(Collected data)
** begin **

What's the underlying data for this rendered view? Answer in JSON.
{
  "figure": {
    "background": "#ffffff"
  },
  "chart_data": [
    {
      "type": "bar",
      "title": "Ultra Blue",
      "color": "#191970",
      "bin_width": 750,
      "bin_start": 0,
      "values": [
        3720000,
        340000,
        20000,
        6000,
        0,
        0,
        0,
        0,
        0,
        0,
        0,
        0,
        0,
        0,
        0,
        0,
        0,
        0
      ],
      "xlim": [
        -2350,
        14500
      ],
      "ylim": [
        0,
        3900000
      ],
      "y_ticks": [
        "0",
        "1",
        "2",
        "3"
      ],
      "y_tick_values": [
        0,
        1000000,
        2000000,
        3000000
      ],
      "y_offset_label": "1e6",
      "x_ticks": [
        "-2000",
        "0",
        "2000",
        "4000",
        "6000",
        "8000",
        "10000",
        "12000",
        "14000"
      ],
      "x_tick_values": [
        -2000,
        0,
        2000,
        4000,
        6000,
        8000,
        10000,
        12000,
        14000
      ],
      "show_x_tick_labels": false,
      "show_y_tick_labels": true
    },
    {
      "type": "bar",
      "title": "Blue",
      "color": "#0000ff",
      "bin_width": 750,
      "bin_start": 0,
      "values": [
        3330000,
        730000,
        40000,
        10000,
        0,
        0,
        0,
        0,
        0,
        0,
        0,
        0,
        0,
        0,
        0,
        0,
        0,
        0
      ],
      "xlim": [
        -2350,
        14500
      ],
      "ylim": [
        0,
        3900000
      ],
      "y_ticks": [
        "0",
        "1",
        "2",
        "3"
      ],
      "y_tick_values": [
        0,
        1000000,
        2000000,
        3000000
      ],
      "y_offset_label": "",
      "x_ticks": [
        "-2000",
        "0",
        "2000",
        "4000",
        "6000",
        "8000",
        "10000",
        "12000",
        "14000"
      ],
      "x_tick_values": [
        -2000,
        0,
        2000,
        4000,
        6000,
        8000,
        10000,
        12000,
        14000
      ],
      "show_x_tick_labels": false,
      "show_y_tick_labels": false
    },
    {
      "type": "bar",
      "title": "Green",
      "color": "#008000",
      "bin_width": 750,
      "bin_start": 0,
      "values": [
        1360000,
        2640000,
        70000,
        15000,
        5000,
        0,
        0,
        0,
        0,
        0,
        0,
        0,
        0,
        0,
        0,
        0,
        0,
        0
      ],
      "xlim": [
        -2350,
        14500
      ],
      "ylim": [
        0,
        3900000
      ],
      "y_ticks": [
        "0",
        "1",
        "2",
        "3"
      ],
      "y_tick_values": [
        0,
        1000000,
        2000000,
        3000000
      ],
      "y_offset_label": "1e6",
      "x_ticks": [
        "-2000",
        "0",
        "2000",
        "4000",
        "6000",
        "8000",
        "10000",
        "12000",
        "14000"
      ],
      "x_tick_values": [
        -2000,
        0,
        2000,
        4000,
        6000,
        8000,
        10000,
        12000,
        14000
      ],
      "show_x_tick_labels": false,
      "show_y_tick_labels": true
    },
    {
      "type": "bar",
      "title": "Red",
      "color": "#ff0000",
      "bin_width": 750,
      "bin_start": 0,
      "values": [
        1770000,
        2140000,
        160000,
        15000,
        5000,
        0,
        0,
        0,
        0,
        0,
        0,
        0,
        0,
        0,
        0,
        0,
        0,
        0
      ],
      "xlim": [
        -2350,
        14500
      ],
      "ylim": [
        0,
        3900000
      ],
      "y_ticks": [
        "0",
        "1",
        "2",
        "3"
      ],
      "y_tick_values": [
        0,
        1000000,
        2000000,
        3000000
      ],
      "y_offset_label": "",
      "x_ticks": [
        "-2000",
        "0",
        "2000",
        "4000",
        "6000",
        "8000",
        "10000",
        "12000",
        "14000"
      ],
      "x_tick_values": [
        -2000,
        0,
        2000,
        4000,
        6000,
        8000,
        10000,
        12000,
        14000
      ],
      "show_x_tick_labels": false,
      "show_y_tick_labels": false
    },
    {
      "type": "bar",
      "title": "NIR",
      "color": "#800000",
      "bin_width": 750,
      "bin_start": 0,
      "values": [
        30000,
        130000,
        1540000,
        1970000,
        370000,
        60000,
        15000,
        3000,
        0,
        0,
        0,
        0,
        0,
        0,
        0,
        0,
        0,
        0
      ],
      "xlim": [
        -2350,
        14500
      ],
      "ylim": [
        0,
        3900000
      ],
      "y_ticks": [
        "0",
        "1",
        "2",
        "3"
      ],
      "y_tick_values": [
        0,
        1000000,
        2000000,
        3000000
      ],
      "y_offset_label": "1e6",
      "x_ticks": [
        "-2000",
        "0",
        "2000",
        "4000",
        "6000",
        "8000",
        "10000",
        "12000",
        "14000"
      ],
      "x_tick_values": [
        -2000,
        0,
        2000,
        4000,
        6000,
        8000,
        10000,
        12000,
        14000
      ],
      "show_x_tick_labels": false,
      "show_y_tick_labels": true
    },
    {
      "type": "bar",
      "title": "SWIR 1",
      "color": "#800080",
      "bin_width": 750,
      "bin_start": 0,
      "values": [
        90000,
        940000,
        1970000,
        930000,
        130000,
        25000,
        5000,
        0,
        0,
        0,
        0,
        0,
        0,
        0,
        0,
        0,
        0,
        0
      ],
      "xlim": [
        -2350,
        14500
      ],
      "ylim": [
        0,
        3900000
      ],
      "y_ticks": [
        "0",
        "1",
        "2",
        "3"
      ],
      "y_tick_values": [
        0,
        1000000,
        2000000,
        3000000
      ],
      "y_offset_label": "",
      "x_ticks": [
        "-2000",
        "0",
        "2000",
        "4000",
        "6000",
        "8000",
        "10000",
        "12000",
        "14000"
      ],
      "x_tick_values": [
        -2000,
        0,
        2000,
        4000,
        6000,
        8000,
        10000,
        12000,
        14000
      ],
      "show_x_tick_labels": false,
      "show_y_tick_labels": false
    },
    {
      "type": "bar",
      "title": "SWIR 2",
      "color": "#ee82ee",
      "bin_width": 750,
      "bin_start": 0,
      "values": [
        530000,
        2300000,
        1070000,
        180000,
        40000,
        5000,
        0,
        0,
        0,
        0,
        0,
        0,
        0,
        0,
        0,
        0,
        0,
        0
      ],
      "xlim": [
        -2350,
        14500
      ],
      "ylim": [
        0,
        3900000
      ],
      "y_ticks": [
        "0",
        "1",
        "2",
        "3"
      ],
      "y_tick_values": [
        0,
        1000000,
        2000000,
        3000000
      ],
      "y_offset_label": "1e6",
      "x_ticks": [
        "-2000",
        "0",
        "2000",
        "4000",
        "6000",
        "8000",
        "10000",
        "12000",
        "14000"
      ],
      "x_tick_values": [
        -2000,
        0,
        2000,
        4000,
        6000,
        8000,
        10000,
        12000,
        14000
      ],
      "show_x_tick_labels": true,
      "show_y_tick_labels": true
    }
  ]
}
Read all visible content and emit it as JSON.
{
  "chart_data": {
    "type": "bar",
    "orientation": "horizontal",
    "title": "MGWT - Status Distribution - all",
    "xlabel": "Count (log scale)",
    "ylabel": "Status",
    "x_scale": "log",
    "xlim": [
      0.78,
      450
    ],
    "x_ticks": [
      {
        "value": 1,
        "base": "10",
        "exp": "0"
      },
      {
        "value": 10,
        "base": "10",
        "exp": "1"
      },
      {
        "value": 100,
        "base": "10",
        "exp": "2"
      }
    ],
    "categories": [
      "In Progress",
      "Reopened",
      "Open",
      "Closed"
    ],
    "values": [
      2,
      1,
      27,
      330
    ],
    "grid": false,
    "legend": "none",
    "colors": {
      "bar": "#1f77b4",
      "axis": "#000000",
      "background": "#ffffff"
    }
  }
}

** end **

== Aim ==
Search the listing above for the string "ffffff". Copy every line that contains it.

== Answer below ==
    "background": "#ffffff"
      "background": "#ffffff"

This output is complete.